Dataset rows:
━━━━━━━━
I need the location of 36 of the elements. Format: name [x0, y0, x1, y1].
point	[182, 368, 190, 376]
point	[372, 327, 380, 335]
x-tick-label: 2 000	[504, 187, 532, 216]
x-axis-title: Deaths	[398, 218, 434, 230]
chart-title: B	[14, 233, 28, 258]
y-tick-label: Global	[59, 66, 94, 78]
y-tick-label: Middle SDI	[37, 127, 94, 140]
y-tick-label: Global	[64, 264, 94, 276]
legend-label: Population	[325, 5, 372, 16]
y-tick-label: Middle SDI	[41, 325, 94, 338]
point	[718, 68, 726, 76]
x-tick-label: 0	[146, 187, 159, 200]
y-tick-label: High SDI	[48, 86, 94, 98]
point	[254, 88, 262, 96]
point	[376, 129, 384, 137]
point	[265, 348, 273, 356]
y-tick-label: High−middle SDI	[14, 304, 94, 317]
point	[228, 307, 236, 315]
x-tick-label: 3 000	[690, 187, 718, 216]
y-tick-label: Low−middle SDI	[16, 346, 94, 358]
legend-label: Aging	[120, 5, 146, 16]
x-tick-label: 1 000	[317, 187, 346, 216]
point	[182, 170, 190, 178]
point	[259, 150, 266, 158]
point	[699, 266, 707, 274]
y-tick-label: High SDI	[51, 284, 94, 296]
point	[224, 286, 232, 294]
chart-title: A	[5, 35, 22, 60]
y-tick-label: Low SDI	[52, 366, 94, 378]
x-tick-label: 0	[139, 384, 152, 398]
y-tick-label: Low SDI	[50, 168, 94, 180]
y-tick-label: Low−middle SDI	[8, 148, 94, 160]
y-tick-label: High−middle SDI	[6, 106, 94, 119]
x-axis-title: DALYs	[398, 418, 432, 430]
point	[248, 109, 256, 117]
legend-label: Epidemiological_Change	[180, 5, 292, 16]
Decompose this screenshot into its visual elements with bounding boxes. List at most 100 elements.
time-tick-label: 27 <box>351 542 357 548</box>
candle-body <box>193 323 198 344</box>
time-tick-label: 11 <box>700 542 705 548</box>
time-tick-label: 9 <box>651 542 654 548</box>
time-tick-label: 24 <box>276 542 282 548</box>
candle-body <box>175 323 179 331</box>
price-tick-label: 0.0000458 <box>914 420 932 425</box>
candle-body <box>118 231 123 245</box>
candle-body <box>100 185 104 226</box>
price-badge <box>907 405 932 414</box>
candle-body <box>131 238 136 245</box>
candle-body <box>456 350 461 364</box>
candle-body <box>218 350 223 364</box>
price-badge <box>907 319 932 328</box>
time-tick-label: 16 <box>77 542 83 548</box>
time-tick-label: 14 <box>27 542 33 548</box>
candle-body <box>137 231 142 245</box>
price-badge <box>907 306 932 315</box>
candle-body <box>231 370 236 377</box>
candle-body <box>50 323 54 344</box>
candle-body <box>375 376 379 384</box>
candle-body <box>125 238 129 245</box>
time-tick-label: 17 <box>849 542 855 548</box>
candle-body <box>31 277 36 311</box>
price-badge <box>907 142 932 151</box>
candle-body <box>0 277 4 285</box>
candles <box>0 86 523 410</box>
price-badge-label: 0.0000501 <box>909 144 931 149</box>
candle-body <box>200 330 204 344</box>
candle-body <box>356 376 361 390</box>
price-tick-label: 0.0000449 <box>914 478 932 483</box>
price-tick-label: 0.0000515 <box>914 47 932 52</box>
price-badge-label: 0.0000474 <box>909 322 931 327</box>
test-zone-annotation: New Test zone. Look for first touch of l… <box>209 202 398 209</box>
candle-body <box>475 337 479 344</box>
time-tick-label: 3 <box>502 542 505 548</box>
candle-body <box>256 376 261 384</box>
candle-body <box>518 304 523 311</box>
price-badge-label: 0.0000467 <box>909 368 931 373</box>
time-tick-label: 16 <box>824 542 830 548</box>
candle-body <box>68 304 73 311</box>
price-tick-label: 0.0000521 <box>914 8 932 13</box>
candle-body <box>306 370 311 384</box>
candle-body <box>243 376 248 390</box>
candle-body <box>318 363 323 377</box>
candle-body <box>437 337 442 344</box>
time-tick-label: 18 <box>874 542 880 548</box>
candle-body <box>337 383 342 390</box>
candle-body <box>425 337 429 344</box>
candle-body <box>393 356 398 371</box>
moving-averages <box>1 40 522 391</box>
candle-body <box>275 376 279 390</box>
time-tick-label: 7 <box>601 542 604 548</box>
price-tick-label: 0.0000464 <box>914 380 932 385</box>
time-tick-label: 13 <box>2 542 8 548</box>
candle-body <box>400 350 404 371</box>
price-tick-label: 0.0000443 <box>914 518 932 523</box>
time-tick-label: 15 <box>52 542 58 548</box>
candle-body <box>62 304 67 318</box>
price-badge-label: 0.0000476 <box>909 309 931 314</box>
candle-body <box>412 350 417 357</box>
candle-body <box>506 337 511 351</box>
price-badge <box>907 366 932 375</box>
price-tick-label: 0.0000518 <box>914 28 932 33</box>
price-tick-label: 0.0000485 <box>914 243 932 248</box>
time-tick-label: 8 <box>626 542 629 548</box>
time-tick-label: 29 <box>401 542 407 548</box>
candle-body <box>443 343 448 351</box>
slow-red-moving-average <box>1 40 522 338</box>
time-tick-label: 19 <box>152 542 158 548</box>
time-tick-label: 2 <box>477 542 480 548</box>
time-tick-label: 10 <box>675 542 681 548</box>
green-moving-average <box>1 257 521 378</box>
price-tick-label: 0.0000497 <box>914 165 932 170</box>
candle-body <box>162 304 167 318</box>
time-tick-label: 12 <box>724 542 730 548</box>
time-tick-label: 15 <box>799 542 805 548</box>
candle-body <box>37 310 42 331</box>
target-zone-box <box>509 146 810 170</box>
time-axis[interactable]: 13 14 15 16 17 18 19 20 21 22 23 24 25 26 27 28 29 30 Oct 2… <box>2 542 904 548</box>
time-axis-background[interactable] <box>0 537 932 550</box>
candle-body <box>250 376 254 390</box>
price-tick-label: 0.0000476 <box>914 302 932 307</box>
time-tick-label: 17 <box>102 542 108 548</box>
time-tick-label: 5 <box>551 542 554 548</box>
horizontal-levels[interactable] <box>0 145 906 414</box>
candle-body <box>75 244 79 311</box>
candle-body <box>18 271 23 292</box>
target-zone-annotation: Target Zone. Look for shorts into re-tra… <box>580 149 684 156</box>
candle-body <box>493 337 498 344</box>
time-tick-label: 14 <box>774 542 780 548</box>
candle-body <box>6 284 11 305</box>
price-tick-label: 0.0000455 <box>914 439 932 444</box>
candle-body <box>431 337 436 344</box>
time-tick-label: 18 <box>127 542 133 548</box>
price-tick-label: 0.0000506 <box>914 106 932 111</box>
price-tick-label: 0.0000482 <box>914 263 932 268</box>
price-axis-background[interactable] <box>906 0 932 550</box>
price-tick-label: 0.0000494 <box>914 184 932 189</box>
━━━━━━━━
THE PROBLEM: Copy every line of the rows above, keeping each one unchanged.

COMPLETE OUTPUT:
I need the location of 36 of the elements. Format: name [x0, y0, x1, y1].
point	[182, 368, 190, 376]
point	[372, 327, 380, 335]
x-tick-label: 2 000	[504, 187, 532, 216]
x-axis-title: Deaths	[398, 218, 434, 230]
chart-title: B	[14, 233, 28, 258]
y-tick-label: Global	[59, 66, 94, 78]
y-tick-label: Middle SDI	[37, 127, 94, 140]
y-tick-label: Global	[64, 264, 94, 276]
legend-label: Population	[325, 5, 372, 16]
y-tick-label: Middle SDI	[41, 325, 94, 338]
point	[718, 68, 726, 76]
x-tick-label: 0	[146, 187, 159, 200]
y-tick-label: High SDI	[48, 86, 94, 98]
point	[254, 88, 262, 96]
point	[376, 129, 384, 137]
point	[265, 348, 273, 356]
y-tick-label: High−middle SDI	[14, 304, 94, 317]
point	[228, 307, 236, 315]
x-tick-label: 3 000	[690, 187, 718, 216]
y-tick-label: Low−middle SDI	[16, 346, 94, 358]
legend-label: Aging	[120, 5, 146, 16]
x-tick-label: 1 000	[317, 187, 346, 216]
point	[182, 170, 190, 178]
point	[259, 150, 266, 158]
point	[699, 266, 707, 274]
y-tick-label: High SDI	[51, 284, 94, 296]
point	[224, 286, 232, 294]
chart-title: A	[5, 35, 22, 60]
y-tick-label: Low SDI	[52, 366, 94, 378]
x-tick-label: 0	[139, 384, 152, 398]
y-tick-label: Low SDI	[50, 168, 94, 180]
y-tick-label: Low−middle SDI	[8, 148, 94, 160]
y-tick-label: High−middle SDI	[6, 106, 94, 119]
x-axis-title: DALYs	[398, 418, 432, 430]
point	[248, 109, 256, 117]
legend-label: Epidemiological_Change	[180, 5, 292, 16]
Decompose this screenshot into its visual elements with bounding boxes. List at most 100 elements.
time-tick-label: 27 <box>351 542 357 548</box>
candle-body <box>193 323 198 344</box>
time-tick-label: 11 <box>700 542 705 548</box>
time-tick-label: 9 <box>651 542 654 548</box>
time-tick-label: 24 <box>276 542 282 548</box>
candle-body <box>175 323 179 331</box>
price-tick-label: 0.0000458 <box>914 420 932 425</box>
candle-body <box>118 231 123 245</box>
candle-body <box>100 185 104 226</box>
price-badge <box>907 405 932 414</box>
candle-body <box>131 238 136 245</box>
candle-body <box>456 350 461 364</box>
candle-body <box>218 350 223 364</box>
price-badge <box>907 319 932 328</box>
time-tick-label: 16 <box>77 542 83 548</box>
time-tick-label: 14 <box>27 542 33 548</box>
candle-body <box>137 231 142 245</box>
price-badge <box>907 306 932 315</box>
candle-body <box>231 370 236 377</box>
candle-body <box>50 323 54 344</box>
candle-body <box>375 376 379 384</box>
candle-body <box>125 238 129 245</box>
time-tick-label: 17 <box>849 542 855 548</box>
candle-body <box>31 277 36 311</box>
price-badge <box>907 142 932 151</box>
candle-body <box>0 277 4 285</box>
candles <box>0 86 523 410</box>
price-badge-label: 0.0000501 <box>909 144 931 149</box>
candle-body <box>200 330 204 344</box>
candle-body <box>356 376 361 390</box>
price-tick-label: 0.0000449 <box>914 478 932 483</box>
price-tick-label: 0.0000515 <box>914 47 932 52</box>
price-badge-label: 0.0000474 <box>909 322 931 327</box>
test-zone-annotation: New Test zone. Look for first touch of l… <box>209 202 398 209</box>
candle-body <box>475 337 479 344</box>
time-tick-label: 3 <box>502 542 505 548</box>
candle-body <box>256 376 261 384</box>
candle-body <box>518 304 523 311</box>
price-badge-label: 0.0000467 <box>909 368 931 373</box>
time-tick-label: 16 <box>824 542 830 548</box>
candle-body <box>68 304 73 311</box>
price-tick-label: 0.0000521 <box>914 8 932 13</box>
candle-body <box>306 370 311 384</box>
candle-body <box>243 376 248 390</box>
candle-body <box>318 363 323 377</box>
candle-body <box>437 337 442 344</box>
time-tick-label: 18 <box>874 542 880 548</box>
candle-body <box>337 383 342 390</box>
candle-body <box>425 337 429 344</box>
candle-body <box>393 356 398 371</box>
moving-averages <box>1 40 522 391</box>
candle-body <box>275 376 279 390</box>
time-tick-label: 7 <box>601 542 604 548</box>
price-tick-label: 0.0000464 <box>914 380 932 385</box>
time-tick-label: 13 <box>2 542 8 548</box>
candle-body <box>400 350 404 371</box>
price-tick-label: 0.0000443 <box>914 518 932 523</box>
time-tick-label: 15 <box>52 542 58 548</box>
candle-body <box>62 304 67 318</box>
price-badge-label: 0.0000476 <box>909 309 931 314</box>
candle-body <box>412 350 417 357</box>
candle-body <box>506 337 511 351</box>
price-badge <box>907 366 932 375</box>
price-tick-label: 0.0000518 <box>914 28 932 33</box>
price-tick-label: 0.0000485 <box>914 243 932 248</box>
time-tick-label: 8 <box>626 542 629 548</box>
time-tick-label: 29 <box>401 542 407 548</box>
candle-body <box>443 343 448 351</box>
slow-red-moving-average <box>1 40 522 338</box>
time-tick-label: 19 <box>152 542 158 548</box>
time-tick-label: 2 <box>477 542 480 548</box>
time-tick-label: 10 <box>675 542 681 548</box>
green-moving-average <box>1 257 521 378</box>
price-tick-label: 0.0000497 <box>914 165 932 170</box>
candle-body <box>162 304 167 318</box>
time-tick-label: 12 <box>724 542 730 548</box>
time-tick-label: 15 <box>799 542 805 548</box>
candle-body <box>37 310 42 331</box>
target-zone-box <box>509 146 810 170</box>
time-axis[interactable]: 13 14 15 16 17 18 19 20 21 22 23 24 25 26 27 28 29 30 Oct 2… <box>2 542 904 548</box>
time-axis-background[interactable] <box>0 537 932 550</box>
candle-body <box>250 376 254 390</box>
price-tick-label: 0.0000476 <box>914 302 932 307</box>
time-tick-label: 17 <box>102 542 108 548</box>
time-tick-label: 5 <box>551 542 554 548</box>
horizontal-levels[interactable] <box>0 145 906 414</box>
candle-body <box>75 244 79 311</box>
candle-body <box>18 271 23 292</box>
target-zone-annotation: Target Zone. Look for shorts into re-tra… <box>580 149 684 156</box>
candle-body <box>493 337 498 344</box>
time-tick-label: 14 <box>774 542 780 548</box>
candle-body <box>6 284 11 305</box>
price-tick-label: 0.0000455 <box>914 439 932 444</box>
candle-body <box>431 337 436 344</box>
time-tick-label: 18 <box>127 542 133 548</box>
price-tick-label: 0.0000506 <box>914 106 932 111</box>
price-tick-label: 0.0000482 <box>914 263 932 268</box>
price-axis-background[interactable] <box>906 0 932 550</box>
price-tick-label: 0.0000494 <box>914 184 932 189</box>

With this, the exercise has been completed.